## What you need to do
Which lines include the word "Immunogenetics"? Copy each of them.

★ ★ ★ ★ ★

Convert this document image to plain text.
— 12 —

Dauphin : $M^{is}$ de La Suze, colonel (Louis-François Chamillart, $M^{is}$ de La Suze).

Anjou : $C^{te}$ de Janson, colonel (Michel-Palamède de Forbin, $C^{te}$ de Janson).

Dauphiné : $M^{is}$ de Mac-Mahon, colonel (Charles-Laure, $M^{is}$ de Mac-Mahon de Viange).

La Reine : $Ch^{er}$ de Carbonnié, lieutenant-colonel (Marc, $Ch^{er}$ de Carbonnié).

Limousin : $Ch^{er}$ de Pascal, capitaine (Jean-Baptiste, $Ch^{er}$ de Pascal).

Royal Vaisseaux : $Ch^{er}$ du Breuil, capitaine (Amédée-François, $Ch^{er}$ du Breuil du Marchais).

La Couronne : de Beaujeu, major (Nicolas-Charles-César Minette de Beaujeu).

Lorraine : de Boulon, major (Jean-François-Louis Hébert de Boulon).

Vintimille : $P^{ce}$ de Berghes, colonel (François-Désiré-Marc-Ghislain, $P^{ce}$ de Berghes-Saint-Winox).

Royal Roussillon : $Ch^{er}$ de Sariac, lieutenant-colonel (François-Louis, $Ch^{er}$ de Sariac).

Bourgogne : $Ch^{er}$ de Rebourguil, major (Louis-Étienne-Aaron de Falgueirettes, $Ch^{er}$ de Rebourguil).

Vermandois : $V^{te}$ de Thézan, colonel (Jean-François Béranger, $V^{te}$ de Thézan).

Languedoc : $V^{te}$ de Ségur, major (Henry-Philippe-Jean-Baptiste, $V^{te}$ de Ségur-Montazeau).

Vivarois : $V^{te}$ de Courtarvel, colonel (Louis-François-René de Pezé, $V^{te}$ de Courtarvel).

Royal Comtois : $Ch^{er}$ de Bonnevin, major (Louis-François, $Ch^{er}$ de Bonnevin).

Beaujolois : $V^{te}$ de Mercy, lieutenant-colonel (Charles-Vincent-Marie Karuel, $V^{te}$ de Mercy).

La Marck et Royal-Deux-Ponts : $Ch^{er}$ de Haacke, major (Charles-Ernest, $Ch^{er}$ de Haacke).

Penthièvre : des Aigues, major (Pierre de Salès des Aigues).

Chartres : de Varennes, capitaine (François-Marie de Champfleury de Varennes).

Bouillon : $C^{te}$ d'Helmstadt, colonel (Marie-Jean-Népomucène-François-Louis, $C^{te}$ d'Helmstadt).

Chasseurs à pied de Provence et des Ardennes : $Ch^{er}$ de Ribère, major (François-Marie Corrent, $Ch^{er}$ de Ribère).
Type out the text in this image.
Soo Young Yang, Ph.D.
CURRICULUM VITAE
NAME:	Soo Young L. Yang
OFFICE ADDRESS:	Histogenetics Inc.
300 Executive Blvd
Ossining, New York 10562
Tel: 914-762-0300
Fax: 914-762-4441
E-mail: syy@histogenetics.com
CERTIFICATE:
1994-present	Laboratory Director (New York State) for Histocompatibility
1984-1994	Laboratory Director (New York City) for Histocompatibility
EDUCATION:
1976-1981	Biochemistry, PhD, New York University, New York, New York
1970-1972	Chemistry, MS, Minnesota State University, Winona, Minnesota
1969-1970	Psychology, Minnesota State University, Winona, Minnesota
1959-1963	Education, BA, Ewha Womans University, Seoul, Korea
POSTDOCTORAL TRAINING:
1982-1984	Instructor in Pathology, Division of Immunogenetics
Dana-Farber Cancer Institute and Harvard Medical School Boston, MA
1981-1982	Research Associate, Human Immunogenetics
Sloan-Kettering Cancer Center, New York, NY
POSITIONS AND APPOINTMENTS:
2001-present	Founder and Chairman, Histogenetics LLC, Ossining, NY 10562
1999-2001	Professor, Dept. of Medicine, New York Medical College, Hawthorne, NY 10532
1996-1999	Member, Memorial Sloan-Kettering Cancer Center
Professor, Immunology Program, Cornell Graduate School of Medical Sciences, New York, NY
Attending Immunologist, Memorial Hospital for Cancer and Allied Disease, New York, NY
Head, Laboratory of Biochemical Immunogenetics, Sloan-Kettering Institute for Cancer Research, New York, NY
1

★ ★ ★ ★ ★

## The solution
1982-1984	Instructor in Pathology, Division of Immunogenetics
1981-1982	Research Associate, Human Immunogenetics
Head, Laboratory of Biochemical Immunogenetics, Sloan-Kettering Institute for Cancer Research, New York, NY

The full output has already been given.